# Stated exercise
Take every line from the listing below that contains "structured".

--- BEGIN Data supplied ---

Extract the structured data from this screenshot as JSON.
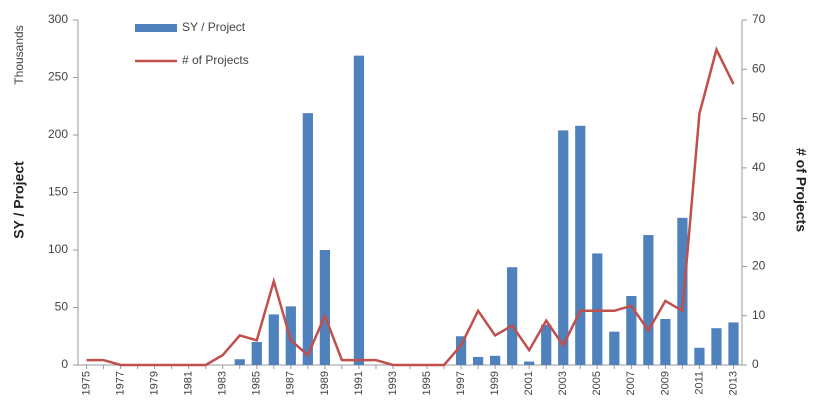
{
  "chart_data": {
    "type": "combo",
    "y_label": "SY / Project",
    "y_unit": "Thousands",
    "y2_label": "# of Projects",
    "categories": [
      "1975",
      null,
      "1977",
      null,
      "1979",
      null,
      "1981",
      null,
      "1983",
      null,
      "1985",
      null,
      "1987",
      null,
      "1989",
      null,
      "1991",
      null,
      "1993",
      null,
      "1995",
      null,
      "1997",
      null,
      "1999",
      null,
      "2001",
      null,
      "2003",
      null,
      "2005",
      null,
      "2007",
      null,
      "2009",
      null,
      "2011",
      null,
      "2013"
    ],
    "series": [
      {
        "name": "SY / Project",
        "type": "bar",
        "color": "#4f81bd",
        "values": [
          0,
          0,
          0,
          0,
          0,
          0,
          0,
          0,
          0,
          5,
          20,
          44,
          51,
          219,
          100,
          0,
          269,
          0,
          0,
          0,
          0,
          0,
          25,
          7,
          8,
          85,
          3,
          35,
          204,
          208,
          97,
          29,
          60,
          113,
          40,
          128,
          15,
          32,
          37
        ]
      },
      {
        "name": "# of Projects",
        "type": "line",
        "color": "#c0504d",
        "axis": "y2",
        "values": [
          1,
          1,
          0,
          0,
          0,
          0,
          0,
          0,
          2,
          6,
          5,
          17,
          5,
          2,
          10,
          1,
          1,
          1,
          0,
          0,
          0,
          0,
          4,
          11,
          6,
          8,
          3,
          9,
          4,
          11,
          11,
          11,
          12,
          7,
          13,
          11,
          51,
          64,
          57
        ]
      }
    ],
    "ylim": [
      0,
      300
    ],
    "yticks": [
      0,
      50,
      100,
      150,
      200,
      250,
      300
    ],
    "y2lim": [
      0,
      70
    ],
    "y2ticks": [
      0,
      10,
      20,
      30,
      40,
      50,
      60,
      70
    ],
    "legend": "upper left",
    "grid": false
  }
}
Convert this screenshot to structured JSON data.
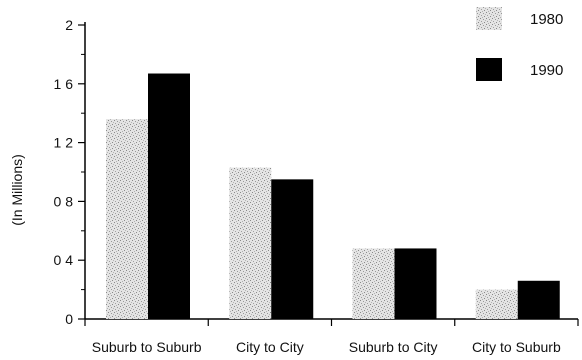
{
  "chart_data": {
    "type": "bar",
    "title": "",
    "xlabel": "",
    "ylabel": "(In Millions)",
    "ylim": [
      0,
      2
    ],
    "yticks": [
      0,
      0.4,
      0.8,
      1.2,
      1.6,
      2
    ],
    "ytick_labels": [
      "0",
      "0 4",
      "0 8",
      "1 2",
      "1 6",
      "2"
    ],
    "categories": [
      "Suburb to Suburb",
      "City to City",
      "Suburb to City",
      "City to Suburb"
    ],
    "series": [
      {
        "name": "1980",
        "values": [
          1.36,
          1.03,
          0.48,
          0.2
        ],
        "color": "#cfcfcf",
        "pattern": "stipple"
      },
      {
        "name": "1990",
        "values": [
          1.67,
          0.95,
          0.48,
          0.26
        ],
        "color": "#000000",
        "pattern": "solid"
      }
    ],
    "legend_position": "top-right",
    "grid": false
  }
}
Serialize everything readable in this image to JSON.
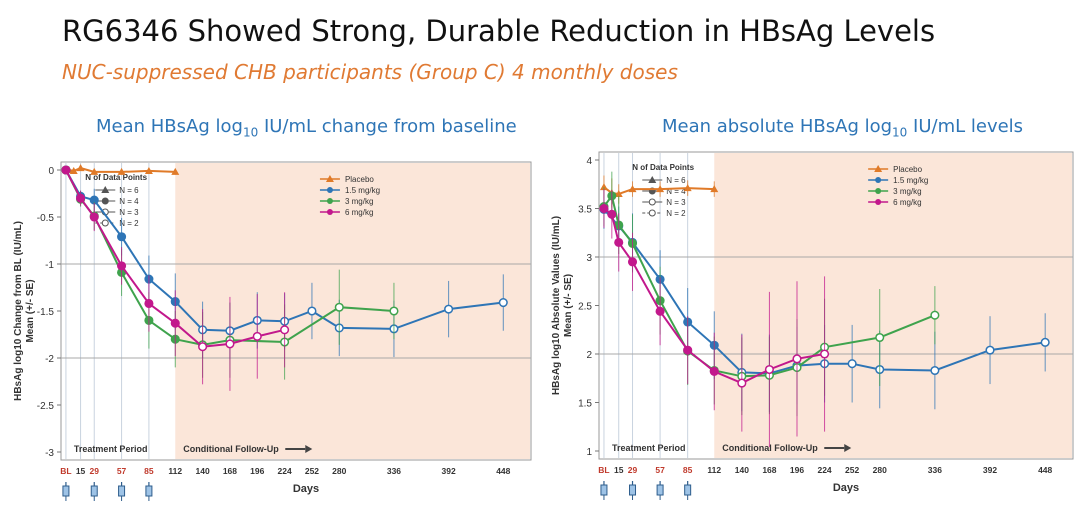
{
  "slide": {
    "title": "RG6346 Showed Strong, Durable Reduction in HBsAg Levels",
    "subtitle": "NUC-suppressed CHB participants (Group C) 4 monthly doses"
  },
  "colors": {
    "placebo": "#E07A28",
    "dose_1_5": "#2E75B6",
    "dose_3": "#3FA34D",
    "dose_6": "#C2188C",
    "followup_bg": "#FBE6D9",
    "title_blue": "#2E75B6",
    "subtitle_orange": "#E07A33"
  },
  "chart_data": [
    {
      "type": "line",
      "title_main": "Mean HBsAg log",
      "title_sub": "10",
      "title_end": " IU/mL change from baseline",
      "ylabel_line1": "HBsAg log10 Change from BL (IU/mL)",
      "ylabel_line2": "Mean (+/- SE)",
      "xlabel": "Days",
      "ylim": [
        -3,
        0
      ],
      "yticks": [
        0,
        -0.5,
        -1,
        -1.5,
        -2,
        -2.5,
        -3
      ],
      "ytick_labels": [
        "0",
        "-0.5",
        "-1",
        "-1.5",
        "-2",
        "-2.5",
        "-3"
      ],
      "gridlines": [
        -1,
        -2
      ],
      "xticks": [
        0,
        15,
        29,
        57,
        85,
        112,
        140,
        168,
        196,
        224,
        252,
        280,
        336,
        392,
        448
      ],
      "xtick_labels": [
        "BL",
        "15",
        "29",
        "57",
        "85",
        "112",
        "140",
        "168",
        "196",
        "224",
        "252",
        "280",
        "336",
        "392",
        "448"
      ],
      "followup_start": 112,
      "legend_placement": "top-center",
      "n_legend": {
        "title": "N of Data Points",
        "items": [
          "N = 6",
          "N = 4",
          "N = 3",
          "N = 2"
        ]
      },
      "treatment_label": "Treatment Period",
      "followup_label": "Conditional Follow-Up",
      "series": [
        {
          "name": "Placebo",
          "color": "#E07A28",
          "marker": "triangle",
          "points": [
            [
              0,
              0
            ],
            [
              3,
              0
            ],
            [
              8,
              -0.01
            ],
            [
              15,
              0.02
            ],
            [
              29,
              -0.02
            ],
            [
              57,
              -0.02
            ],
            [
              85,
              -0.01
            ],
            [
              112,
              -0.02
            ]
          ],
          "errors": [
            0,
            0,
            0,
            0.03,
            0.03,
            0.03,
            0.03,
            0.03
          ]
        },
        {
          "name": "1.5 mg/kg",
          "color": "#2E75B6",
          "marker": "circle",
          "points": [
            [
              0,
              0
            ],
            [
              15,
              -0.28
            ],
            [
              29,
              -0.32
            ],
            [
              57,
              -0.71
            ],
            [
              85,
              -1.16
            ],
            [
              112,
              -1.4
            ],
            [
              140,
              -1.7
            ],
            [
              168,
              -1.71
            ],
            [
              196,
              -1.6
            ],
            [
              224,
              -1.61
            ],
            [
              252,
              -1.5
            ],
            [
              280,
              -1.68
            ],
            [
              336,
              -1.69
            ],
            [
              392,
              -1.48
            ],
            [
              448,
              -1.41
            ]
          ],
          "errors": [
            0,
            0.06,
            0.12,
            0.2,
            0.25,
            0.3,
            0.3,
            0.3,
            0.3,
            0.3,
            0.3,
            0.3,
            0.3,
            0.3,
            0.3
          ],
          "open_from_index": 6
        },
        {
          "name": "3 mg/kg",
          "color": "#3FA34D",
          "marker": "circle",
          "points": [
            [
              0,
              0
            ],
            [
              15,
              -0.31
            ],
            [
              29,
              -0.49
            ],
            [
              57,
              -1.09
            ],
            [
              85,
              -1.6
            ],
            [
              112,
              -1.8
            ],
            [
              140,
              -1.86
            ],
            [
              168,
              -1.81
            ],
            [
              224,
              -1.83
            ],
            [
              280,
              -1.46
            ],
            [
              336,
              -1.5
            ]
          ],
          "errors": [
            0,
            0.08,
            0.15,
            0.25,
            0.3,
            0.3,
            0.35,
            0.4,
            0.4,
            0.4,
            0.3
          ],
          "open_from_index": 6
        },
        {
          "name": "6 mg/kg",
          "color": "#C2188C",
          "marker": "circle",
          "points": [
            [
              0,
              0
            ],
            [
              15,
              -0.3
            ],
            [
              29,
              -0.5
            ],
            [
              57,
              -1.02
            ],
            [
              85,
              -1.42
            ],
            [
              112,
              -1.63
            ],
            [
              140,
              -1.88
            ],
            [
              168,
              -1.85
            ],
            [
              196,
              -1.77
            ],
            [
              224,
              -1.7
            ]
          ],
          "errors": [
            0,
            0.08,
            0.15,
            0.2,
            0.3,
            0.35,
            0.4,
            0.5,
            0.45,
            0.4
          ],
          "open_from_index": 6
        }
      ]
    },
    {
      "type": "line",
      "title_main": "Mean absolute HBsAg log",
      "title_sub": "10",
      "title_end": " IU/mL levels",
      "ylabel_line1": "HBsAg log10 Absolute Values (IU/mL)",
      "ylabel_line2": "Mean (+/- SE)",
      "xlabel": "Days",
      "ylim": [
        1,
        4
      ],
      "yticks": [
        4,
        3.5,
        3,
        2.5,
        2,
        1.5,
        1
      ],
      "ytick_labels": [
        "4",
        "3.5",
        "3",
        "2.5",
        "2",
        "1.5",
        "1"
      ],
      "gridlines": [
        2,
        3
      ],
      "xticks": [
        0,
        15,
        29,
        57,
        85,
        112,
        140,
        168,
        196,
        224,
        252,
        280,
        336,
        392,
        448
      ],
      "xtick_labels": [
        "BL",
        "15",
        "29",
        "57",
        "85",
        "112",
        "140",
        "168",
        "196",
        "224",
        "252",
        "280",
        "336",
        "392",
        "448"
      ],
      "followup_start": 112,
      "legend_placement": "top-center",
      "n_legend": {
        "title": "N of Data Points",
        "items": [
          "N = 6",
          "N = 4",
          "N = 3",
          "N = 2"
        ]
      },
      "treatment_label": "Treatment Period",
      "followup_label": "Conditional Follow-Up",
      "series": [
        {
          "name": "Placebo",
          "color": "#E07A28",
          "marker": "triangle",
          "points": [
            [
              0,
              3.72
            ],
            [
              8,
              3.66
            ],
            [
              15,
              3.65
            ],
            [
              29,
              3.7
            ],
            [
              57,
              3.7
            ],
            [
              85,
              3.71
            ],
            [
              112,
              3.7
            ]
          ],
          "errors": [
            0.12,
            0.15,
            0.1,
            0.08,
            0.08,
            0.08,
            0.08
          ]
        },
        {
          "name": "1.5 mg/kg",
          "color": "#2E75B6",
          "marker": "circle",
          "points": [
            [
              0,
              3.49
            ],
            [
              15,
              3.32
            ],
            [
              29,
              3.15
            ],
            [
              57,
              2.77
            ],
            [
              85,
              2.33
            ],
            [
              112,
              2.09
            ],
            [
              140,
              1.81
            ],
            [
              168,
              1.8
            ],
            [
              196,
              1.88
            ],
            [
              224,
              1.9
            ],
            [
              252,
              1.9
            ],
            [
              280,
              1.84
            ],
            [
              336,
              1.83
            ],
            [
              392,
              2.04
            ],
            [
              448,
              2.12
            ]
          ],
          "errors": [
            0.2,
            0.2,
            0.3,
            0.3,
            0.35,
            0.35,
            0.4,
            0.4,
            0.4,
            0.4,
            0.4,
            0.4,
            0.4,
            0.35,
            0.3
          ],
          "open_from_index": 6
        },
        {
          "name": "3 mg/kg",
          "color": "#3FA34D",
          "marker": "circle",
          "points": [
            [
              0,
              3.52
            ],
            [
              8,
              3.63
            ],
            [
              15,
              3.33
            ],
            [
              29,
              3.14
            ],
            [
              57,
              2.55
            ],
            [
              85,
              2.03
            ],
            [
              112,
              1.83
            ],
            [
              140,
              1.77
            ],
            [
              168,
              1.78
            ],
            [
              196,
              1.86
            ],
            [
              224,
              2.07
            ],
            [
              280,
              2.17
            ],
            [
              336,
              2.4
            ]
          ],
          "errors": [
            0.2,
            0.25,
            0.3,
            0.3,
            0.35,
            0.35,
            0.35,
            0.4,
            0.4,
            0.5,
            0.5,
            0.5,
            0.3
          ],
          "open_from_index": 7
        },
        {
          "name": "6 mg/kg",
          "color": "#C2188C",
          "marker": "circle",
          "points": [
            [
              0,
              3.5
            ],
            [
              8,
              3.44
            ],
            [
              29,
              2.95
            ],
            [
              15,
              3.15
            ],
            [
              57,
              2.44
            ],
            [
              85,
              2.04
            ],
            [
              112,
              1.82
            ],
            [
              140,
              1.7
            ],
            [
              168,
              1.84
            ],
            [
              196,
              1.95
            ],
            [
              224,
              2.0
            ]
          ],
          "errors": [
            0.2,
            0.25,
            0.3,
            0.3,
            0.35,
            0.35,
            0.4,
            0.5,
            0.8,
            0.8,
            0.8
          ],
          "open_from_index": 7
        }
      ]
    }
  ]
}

--- END Data supplied ---
--- BEGIN Data supplied ---

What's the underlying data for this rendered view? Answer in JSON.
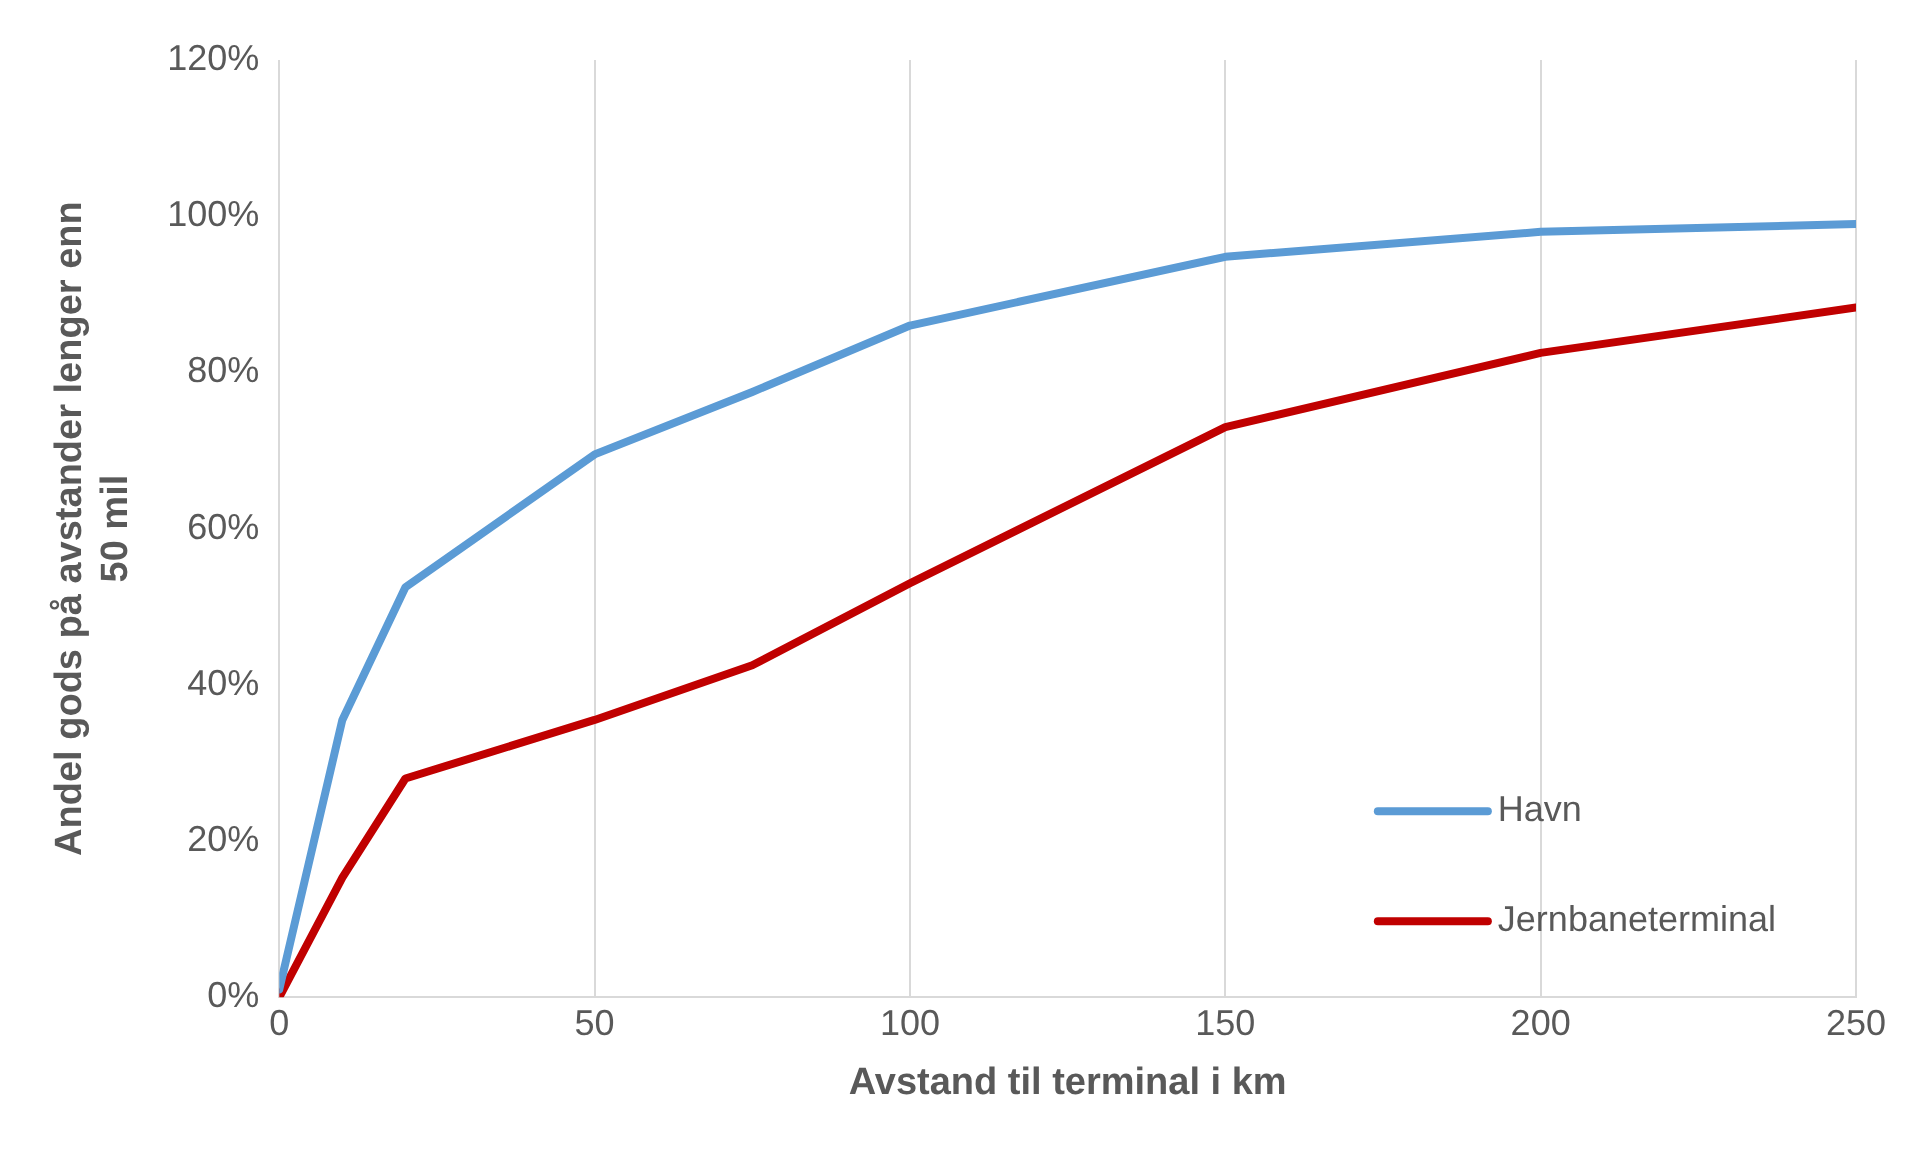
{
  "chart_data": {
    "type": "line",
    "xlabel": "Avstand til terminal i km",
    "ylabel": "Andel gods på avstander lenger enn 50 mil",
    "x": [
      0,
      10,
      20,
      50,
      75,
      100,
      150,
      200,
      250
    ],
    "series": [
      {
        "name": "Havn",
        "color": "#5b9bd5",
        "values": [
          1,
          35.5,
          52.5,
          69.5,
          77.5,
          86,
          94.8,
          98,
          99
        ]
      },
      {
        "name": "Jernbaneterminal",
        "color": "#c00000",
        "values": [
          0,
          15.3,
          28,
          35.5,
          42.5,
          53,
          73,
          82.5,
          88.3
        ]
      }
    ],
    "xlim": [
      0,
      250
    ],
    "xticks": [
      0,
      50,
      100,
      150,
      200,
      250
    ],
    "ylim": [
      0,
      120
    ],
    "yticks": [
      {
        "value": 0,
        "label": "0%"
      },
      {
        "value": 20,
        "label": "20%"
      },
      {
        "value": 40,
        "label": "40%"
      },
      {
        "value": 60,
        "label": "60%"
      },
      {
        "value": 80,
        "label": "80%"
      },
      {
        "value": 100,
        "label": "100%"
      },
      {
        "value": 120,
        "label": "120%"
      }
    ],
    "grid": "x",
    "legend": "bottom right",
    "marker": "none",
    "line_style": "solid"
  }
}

--- END Data supplied ---

# Reply
Extract the structured data from this screenshot as JSON.
Convert this screenshot to structured JSON data.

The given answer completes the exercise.